▶ _TASK DETAILS_: Copy out the post on experience and solipsism word for word, from start to finish.

▶ _DOCUMENT TEXT_:
☆ ☆ ☆ ☆ ☆ ☆ ☆

• Kelly Miles
    1
    Hello, so if this seems crazy or has flaws (I have a strong sense that it might) please point them out. Even if some of my claims are debatable, I think my philosophizing is constructive (to philosophical understanding) and I'd appreciate it if you'd read what I have to say.

    It is self-evident that experience exists, whatever it might mean for something to exist. At this instant in time you are having an experience, the qualia of seeing these words, of a chair pressing against your body, of taking a breath, whatever it may be.

    It’s also very apparent that solipsism is unfalsifiable and so you cannot take for granted that other consciousnesses exist. But unfalsifiability can be taken even further: there is no self-evident principle that allows you to infer that anything besides your experience exists.

☆ ☆ ☆ ☆ ☆ ☆ ☆

▶ _ENTRIES PROVIDED_:
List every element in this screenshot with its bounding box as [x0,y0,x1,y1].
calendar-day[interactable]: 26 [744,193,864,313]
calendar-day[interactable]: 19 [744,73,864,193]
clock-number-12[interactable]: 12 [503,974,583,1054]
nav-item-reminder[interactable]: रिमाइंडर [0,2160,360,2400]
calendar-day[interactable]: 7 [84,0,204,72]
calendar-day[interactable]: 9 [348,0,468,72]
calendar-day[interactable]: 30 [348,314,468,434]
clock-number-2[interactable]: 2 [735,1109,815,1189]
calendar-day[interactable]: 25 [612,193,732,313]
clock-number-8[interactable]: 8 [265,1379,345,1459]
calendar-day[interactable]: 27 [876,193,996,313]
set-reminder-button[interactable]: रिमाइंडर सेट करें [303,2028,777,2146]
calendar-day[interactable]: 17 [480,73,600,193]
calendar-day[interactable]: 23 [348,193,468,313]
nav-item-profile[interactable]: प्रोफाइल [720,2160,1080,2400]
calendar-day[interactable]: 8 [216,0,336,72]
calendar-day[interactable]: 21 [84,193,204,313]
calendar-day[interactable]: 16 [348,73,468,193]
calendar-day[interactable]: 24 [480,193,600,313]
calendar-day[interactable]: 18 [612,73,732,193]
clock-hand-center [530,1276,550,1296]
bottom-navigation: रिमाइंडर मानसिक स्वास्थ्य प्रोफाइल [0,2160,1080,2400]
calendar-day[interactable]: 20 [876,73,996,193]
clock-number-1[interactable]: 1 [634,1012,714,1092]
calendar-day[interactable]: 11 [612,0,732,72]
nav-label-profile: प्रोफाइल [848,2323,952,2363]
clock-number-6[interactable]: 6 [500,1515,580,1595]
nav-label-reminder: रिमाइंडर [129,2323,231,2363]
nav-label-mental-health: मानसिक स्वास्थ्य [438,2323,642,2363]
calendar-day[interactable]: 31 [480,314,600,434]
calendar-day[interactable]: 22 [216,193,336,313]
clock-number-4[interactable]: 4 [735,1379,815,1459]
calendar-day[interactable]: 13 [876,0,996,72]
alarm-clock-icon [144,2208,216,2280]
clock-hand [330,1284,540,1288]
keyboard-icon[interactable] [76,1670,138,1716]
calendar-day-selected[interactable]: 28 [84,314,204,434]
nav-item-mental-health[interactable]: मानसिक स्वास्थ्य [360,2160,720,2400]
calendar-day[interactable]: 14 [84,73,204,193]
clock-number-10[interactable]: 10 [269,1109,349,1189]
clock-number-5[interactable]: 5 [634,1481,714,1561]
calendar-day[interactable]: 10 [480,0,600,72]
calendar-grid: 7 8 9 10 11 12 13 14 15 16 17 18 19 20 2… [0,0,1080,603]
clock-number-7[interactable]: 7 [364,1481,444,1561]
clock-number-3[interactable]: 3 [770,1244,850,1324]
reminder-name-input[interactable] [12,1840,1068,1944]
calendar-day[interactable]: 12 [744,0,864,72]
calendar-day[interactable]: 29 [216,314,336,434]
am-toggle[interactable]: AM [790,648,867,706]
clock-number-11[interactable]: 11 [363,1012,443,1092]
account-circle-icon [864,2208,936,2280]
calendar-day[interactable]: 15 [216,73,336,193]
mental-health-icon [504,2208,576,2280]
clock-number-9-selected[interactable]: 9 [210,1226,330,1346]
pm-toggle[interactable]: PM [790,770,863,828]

☆ ☆ ☆ ☆ ☆ ☆ ☆

▶ _TASK RESPONSE_:
• Kelly Miles
    1
    Hello, so if this seems crazy or has flaws (I have a strong sense that it might) please point them out. Even if some of my claims are debatable, I think my philosophizing is constructive (to philosophical understanding) and I'd appreciate it if you'd read what I have to say.

    It is self-evident that experience exists, whatever it might mean for something to exist. At this instant in time you are having an experience, the qualia of seeing these words, of a chair pressing against your body, of taking a breath, whatever it may be.

    It’s also very apparent that solipsism is unfalsifiable and so you cannot take for granted that other consciousnesses exist. But unfalsifiability can be taken even further: there is no self-evident principle that allows you to infer that anything besides your experience exists.